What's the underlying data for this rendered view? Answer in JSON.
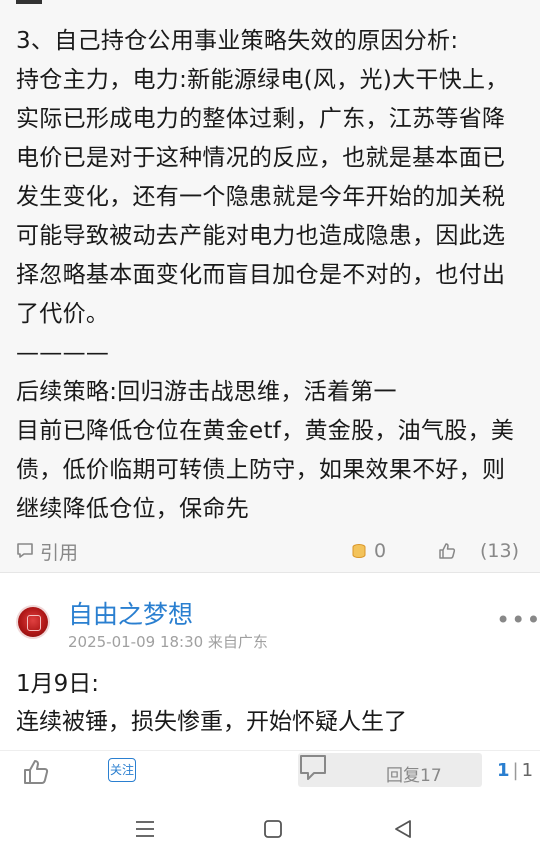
{
  "post1": {
    "lines": [
      "3、自己持仓公用事业策略失效的原因分析:",
      "持仓主力，电力:新能源绿电(风，光)大干快上，",
      "实际已形成电力的整体过剩，广东，江苏等省降",
      "电价已是对于这种情况的反应，也就是基本面已",
      "发生变化，还有一个隐患就是今年开始的加关税",
      "可能导致被动去产能对电力也造成隐患，因此选",
      "择忽略基本面变化而盲目加仓是不对的，也付出",
      "了代价。",
      "————",
      "后续策略:回归游击战思维，活着第一",
      "目前已降低仓位在黄金etf，黄金股，油气股，美",
      "债，低价临期可转债上防守，如果效果不好，则",
      "继续降低仓位，保命先"
    ],
    "actions": {
      "quote_label": "引用",
      "coin_count": "0",
      "like_count": "(13)"
    }
  },
  "post2": {
    "username": "自由之梦想",
    "meta": "2025-01-09 18:30 来自广东",
    "more": "•••",
    "lines": [
      "1月9日:",
      "连续被锤，损失惨重，开始怀疑人生了"
    ]
  },
  "bottom_bar": {
    "follow_label": "关注",
    "reply_label": "回复17",
    "page_current": "1",
    "page_sep": "|",
    "page_total": "1"
  },
  "colors": {
    "accent": "#2a7fd0",
    "muted": "#888888",
    "coin": "#e8a93b"
  },
  "icons": [
    "quote-icon",
    "coin-icon",
    "thumbs-up-icon",
    "more-icon",
    "comment-icon",
    "menu-icon",
    "home-icon",
    "back-icon"
  ]
}
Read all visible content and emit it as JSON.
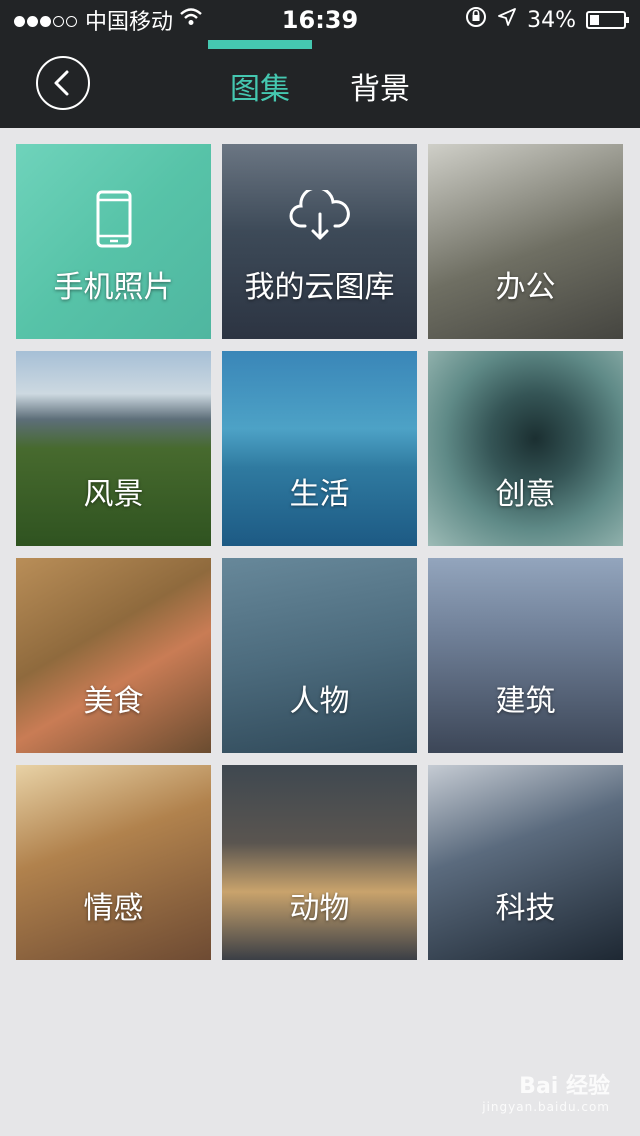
{
  "status_bar": {
    "carrier": "中国移动",
    "time": "16:39",
    "battery_percent": "34%",
    "signal_dots_filled": 3,
    "signal_dots_total": 5
  },
  "navbar": {
    "back_icon": "chevron-left-icon",
    "tabs": [
      {
        "label": "图集",
        "active": true
      },
      {
        "label": "背景",
        "active": false
      }
    ],
    "accent_color": "#45c7b0"
  },
  "categories": [
    {
      "label": "手机照片",
      "icon": "phone-icon"
    },
    {
      "label": "我的云图库",
      "icon": "cloud-download-icon"
    },
    {
      "label": "办公"
    },
    {
      "label": "风景"
    },
    {
      "label": "生活"
    },
    {
      "label": "创意"
    },
    {
      "label": "美食"
    },
    {
      "label": "人物"
    },
    {
      "label": "建筑"
    },
    {
      "label": "情感"
    },
    {
      "label": "动物"
    },
    {
      "label": "科技"
    }
  ],
  "watermark": {
    "text": "Bai 经验",
    "sub": "jingyan.baidu.com"
  }
}
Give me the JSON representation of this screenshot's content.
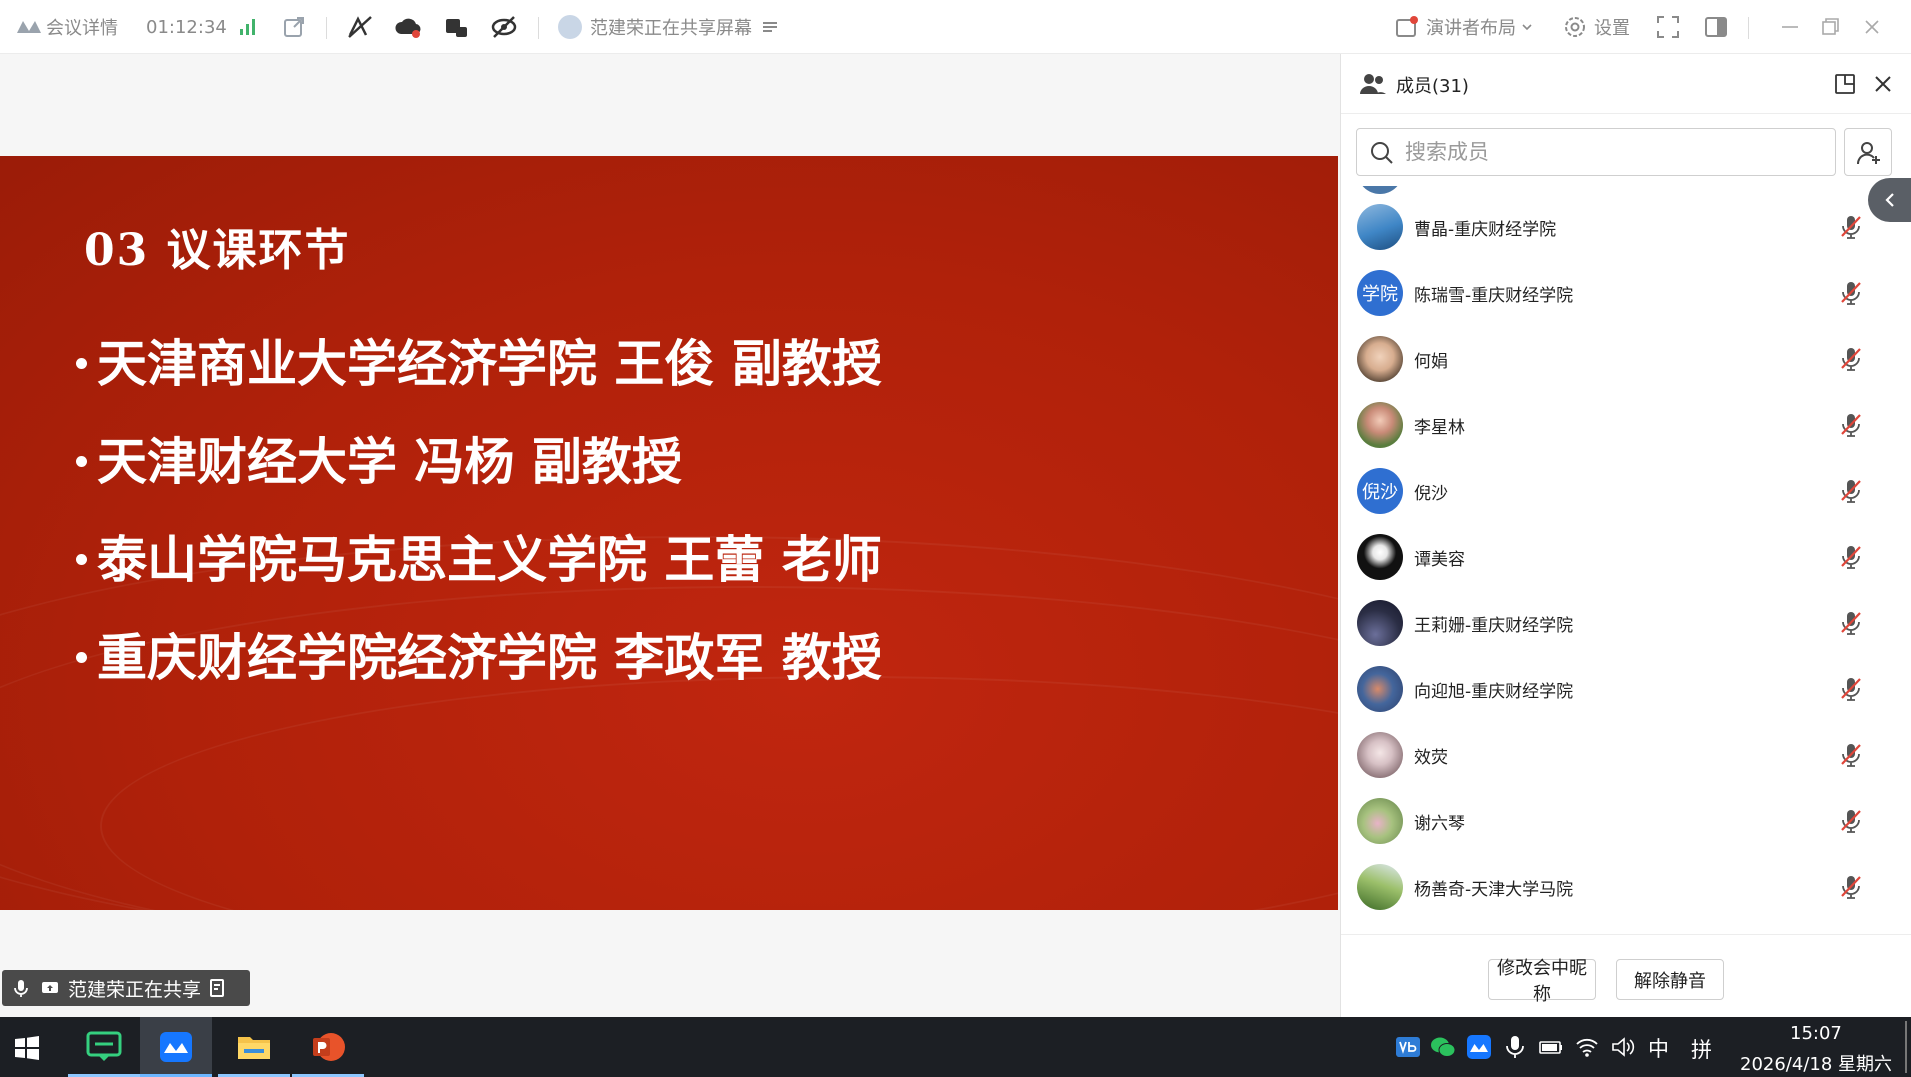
{
  "toolbar": {
    "meeting_details": "会议详情",
    "elapsed": "01:12:34",
    "sharing_status": "范建荣正在共享屏幕",
    "layout_label": "演讲者布局",
    "settings_label": "设置"
  },
  "slide": {
    "title": "03 议课环节",
    "lines": [
      "天津商业大学经济学院 王俊 副教授",
      "天津财经大学 冯杨 副教授",
      "泰山学院马克思主义学院 王蕾 老师",
      "重庆财经学院经济学院 李政军 教授"
    ]
  },
  "share_tag": "范建荣正在共享",
  "panel": {
    "title": "成员(31)",
    "search_placeholder": "搜索成员",
    "members": [
      {
        "name": "曹晶-重庆财经学院",
        "avatar_text": "",
        "avatar_color": "#3f86c6"
      },
      {
        "name": "陈瑞雪-重庆财经学院",
        "avatar_text": "学院",
        "avatar_color": "#2f6fd1"
      },
      {
        "name": "何娟",
        "avatar_text": "",
        "avatar_color": "#8f7a66"
      },
      {
        "name": "李星林",
        "avatar_text": "",
        "avatar_color": "#5a7d3e"
      },
      {
        "name": "倪沙",
        "avatar_text": "倪沙",
        "avatar_color": "#2f6fd1"
      },
      {
        "name": "谭美容",
        "avatar_text": "",
        "avatar_color": "#111111"
      },
      {
        "name": "王莉姗-重庆财经学院",
        "avatar_text": "",
        "avatar_color": "#2b2e45"
      },
      {
        "name": "向迎旭-重庆财经学院",
        "avatar_text": "",
        "avatar_color": "#44669c"
      },
      {
        "name": "效荧",
        "avatar_text": "",
        "avatar_color": "#b9a2a8"
      },
      {
        "name": "谢六琴",
        "avatar_text": "",
        "avatar_color": "#7a9b5c"
      },
      {
        "name": "杨善奇-天津大学马院",
        "avatar_text": "",
        "avatar_color": "#4f7d34"
      }
    ],
    "rename_button": "修改会中昵称",
    "unmute_button": "解除静音"
  },
  "taskbar": {
    "time": "15:07",
    "date": "2026/4/18 星期六",
    "ime_lang": "中",
    "ime_mode": "拼"
  },
  "colors": {
    "slide_red": "#b0210a",
    "accent_blue": "#2f6fd1",
    "mic_muted": "#e0463a"
  }
}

*****

__WRITTEN REQUEST__.
Write out the data precisely as given, excluding the pictures.

__RESULT BELOW__.
What's the underlying data for this rendered view? Answer in JSON.
{
  "post1": {
    "lines": [
      "3、自己持仓公用事业策略失效的原因分析:",
      "持仓主力，电力:新能源绿电(风，光)大干快上，",
      "实际已形成电力的整体过剩，广东，江苏等省降",
      "电价已是对于这种情况的反应，也就是基本面已",
      "发生变化，还有一个隐患就是今年开始的加关税",
      "可能导致被动去产能对电力也造成隐患，因此选",
      "择忽略基本面变化而盲目加仓是不对的，也付出",
      "了代价。",
      "————",
      "后续策略:回归游击战思维，活着第一",
      "目前已降低仓位在黄金etf，黄金股，油气股，美",
      "债，低价临期可转债上防守，如果效果不好，则",
      "继续降低仓位，保命先"
    ],
    "actions": {
      "quote_label": "引用",
      "coin_count": "0",
      "like_count": "(13)"
    }
  },
  "post2": {
    "username": "自由之梦想",
    "meta": "2025-01-09 18:30 来自广东",
    "more": "•••",
    "lines": [
      "1月9日:",
      "连续被锤，损失惨重，开始怀疑人生了"
    ]
  },
  "bottom_bar": {
    "follow_label": "关注",
    "reply_label": "回复17",
    "page_current": "1",
    "page_sep": "|",
    "page_total": "1"
  },
  "colors": {
    "accent": "#2a7fd0",
    "muted": "#888888",
    "coin": "#e8a93b"
  },
  "icons": [
    "quote-icon",
    "coin-icon",
    "thumbs-up-icon",
    "more-icon",
    "comment-icon",
    "menu-icon",
    "home-icon",
    "back-icon"
  ]
}
Read all visible content and emit it as JSON.
{
  "status_bar": {
    "carrier": "中国移动",
    "time": "16:39",
    "battery_percent": "34%",
    "signal_dots_filled": 3,
    "signal_dots_total": 5
  },
  "navbar": {
    "back_icon": "chevron-left-icon",
    "tabs": [
      {
        "label": "图集",
        "active": true
      },
      {
        "label": "背景",
        "active": false
      }
    ],
    "accent_color": "#45c7b0"
  },
  "categories": [
    {
      "label": "手机照片",
      "icon": "phone-icon"
    },
    {
      "label": "我的云图库",
      "icon": "cloud-download-icon"
    },
    {
      "label": "办公"
    },
    {
      "label": "风景"
    },
    {
      "label": "生活"
    },
    {
      "label": "创意"
    },
    {
      "label": "美食"
    },
    {
      "label": "人物"
    },
    {
      "label": "建筑"
    },
    {
      "label": "情感"
    },
    {
      "label": "动物"
    },
    {
      "label": "科技"
    }
  ],
  "watermark": {
    "text": "Bai 经验",
    "sub": "jingyan.baidu.com"
  }
}
Give me the JSON representation of this screenshot's content.
{
  "toolbar": {
    "meeting_details": "会议详情",
    "elapsed": "01:12:34",
    "sharing_status": "范建荣正在共享屏幕",
    "layout_label": "演讲者布局",
    "settings_label": "设置"
  },
  "slide": {
    "title": "03 议课环节",
    "lines": [
      "天津商业大学经济学院 王俊 副教授",
      "天津财经大学 冯杨 副教授",
      "泰山学院马克思主义学院 王蕾 老师",
      "重庆财经学院经济学院 李政军 教授"
    ]
  },
  "share_tag": "范建荣正在共享",
  "panel": {
    "title": "成员(31)",
    "search_placeholder": "搜索成员",
    "members": [
      {
        "name": "曹晶-重庆财经学院",
        "avatar_text": "",
        "avatar_color": "#3f86c6"
      },
      {
        "name": "陈瑞雪-重庆财经学院",
        "avatar_text": "学院",
        "avatar_color": "#2f6fd1"
      },
      {
        "name": "何娟",
        "avatar_text": "",
        "avatar_color": "#8f7a66"
      },
      {
        "name": "李星林",
        "avatar_text": "",
        "avatar_color": "#5a7d3e"
      },
      {
        "name": "倪沙",
        "avatar_text": "倪沙",
        "avatar_color": "#2f6fd1"
      },
      {
        "name": "谭美容",
        "avatar_text": "",
        "avatar_color": "#111111"
      },
      {
        "name": "王莉姗-重庆财经学院",
        "avatar_text": "",
        "avatar_color": "#2b2e45"
      },
      {
        "name": "向迎旭-重庆财经学院",
        "avatar_text": "",
        "avatar_color": "#44669c"
      },
      {
        "name": "效荧",
        "avatar_text": "",
        "avatar_color": "#b9a2a8"
      },
      {
        "name": "谢六琴",
        "avatar_text": "",
        "avatar_color": "#7a9b5c"
      },
      {
        "name": "杨善奇-天津大学马院",
        "avatar_text": "",
        "avatar_color": "#4f7d34"
      }
    ],
    "rename_button": "修改会中昵称",
    "unmute_button": "解除静音"
  },
  "taskbar": {
    "time": "15:07",
    "date": "2026/4/18 星期六",
    "ime_lang": "中",
    "ime_mode": "拼"
  },
  "colors": {
    "slide_red": "#b0210a",
    "accent_blue": "#2f6fd1",
    "mic_muted": "#e0463a"
  }
}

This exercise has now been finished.